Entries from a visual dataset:

....

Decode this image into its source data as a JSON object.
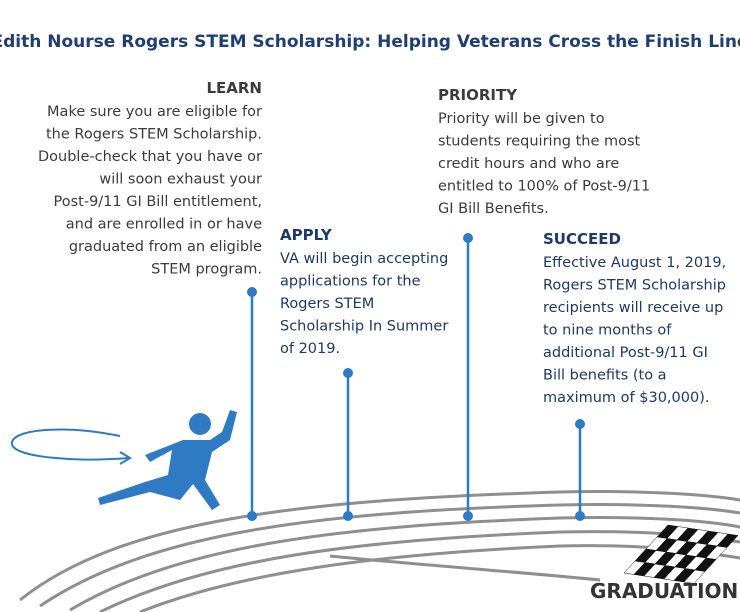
{
  "title": "Edith Nourse Rogers STEM Scholarship: Helping Veterans Cross the Finish Line",
  "steps": [
    {
      "heading": "LEARN",
      "lines": [
        "Make sure you are eligible for",
        "the Rogers STEM Scholarship.",
        "Double-check that you have or",
        "will soon exhaust your",
        "Post-9/11 GI Bill entitlement,",
        "and are enrolled in or have",
        "graduated from an eligible",
        "STEM program."
      ]
    },
    {
      "heading": "APPLY",
      "lines": [
        "VA will begin accepting",
        "applications for the",
        "Rogers STEM",
        "Scholarship In Summer",
        "of 2019."
      ]
    },
    {
      "heading": "PRIORITY",
      "lines": [
        "Priority will be given to",
        "students requiring the most",
        "credit hours and who are",
        "entitled to 100% of Post-9/11",
        "GI Bill Benefits."
      ]
    },
    {
      "heading": "SUCCEED",
      "lines": [
        "Effective August 1, 2019,",
        "Rogers STEM Scholarship",
        "recipients will receive up",
        "to nine months of",
        "additional Post-9/11 GI",
        "Bill benefits (to a",
        "maximum of $30,000)."
      ]
    }
  ],
  "finish": "GRADUATION"
}
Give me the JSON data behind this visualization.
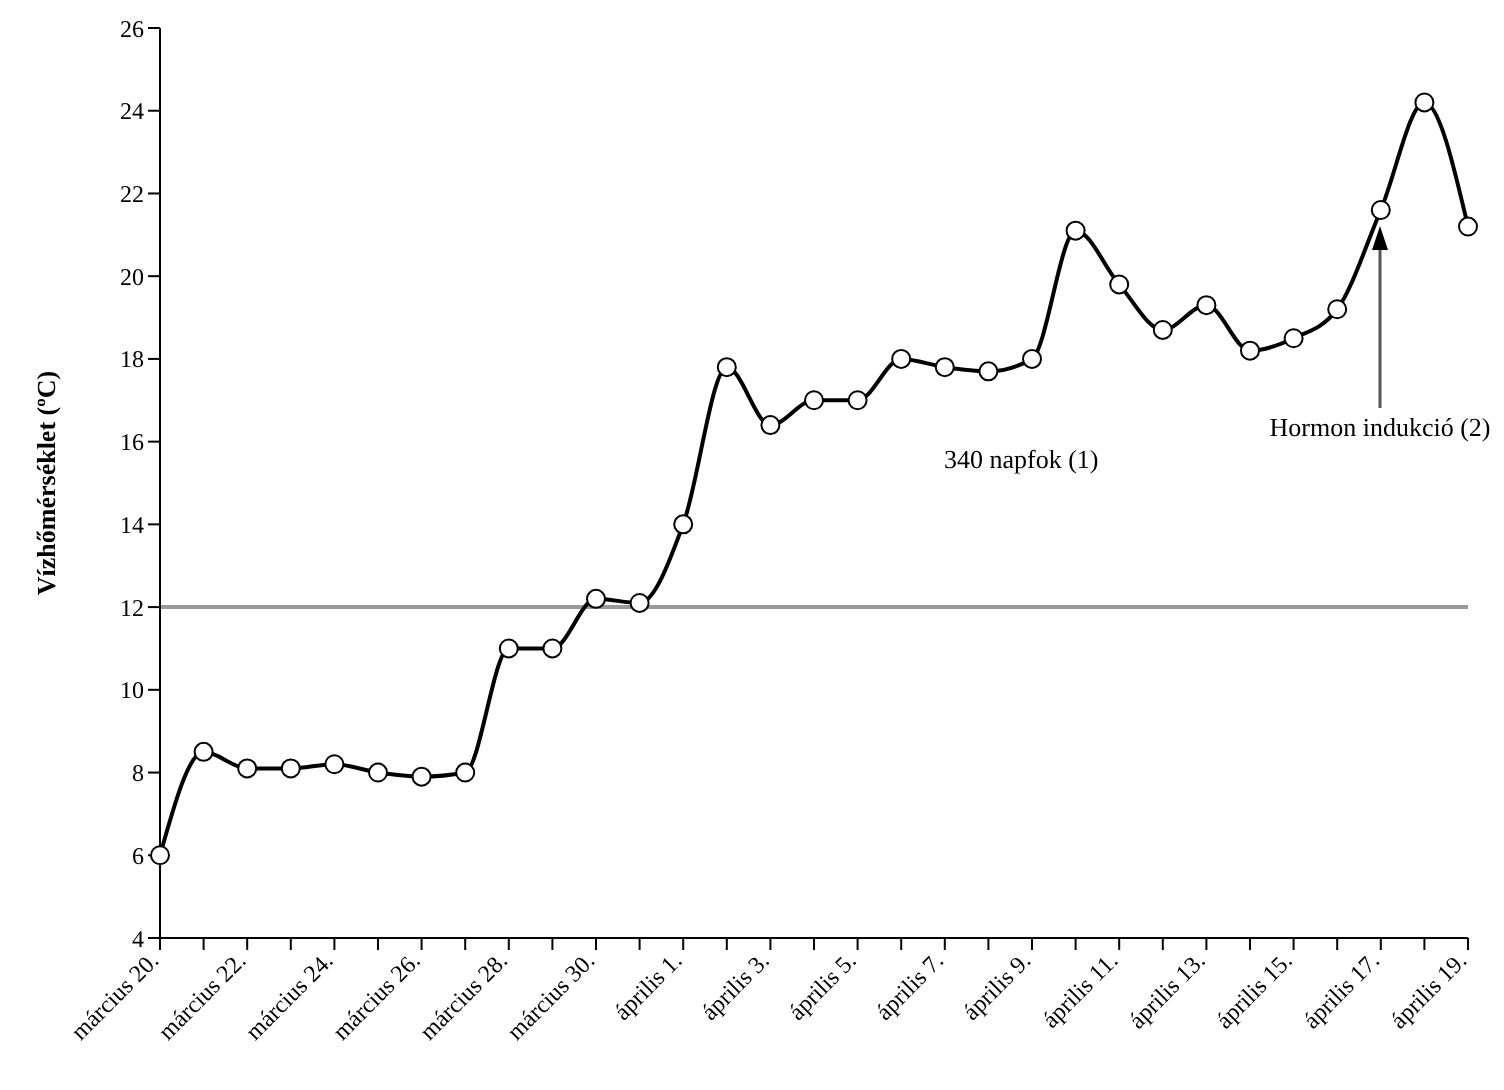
{
  "chart_data": {
    "type": "line",
    "ylabel": "Vízhőmérséklet (ºC)",
    "categories": [
      "március 20.",
      null,
      "március 22.",
      null,
      "március 24.",
      null,
      "március 26.",
      null,
      "március 28.",
      null,
      "március 30.",
      null,
      "április 1.",
      null,
      "április 3.",
      null,
      "április 5.",
      null,
      "április 7.",
      null,
      "április 9.",
      null,
      "április 11.",
      null,
      "április 13.",
      null,
      "április 15.",
      null,
      "április 17.",
      null,
      "április 19."
    ],
    "series": [
      {
        "color": "#000000",
        "values": [
          6,
          8.5,
          8.1,
          8.1,
          8.2,
          8,
          7.9,
          8,
          11,
          11,
          12.2,
          12.1,
          14,
          17.8,
          16.4,
          17,
          17,
          18,
          17.8,
          17.7,
          18,
          21.1,
          19.8,
          18.7,
          19.3,
          18.2,
          18.5,
          19.2,
          21.6,
          24.2,
          21.2
        ]
      }
    ],
    "ylim": [
      4,
      26
    ],
    "yticks": [
      4,
      6,
      8,
      10,
      12,
      14,
      16,
      18,
      20,
      22,
      24,
      26
    ],
    "grid": false,
    "marker": "circle",
    "line_style": "solid",
    "ref_lines": [
      {
        "axis": "y",
        "value": 12,
        "color": "#999999"
      }
    ],
    "annotations": [
      "340 napfok (1)",
      "Hormon indukció (2)"
    ]
  }
}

....

[Exercise objective]: Copy out every line of the listing that includes the string "will".

[Solved exercise]:
        "will soon exhaust your",
        "VA will begin accepting",
        "Priority will be given to",
        "recipients will receive up",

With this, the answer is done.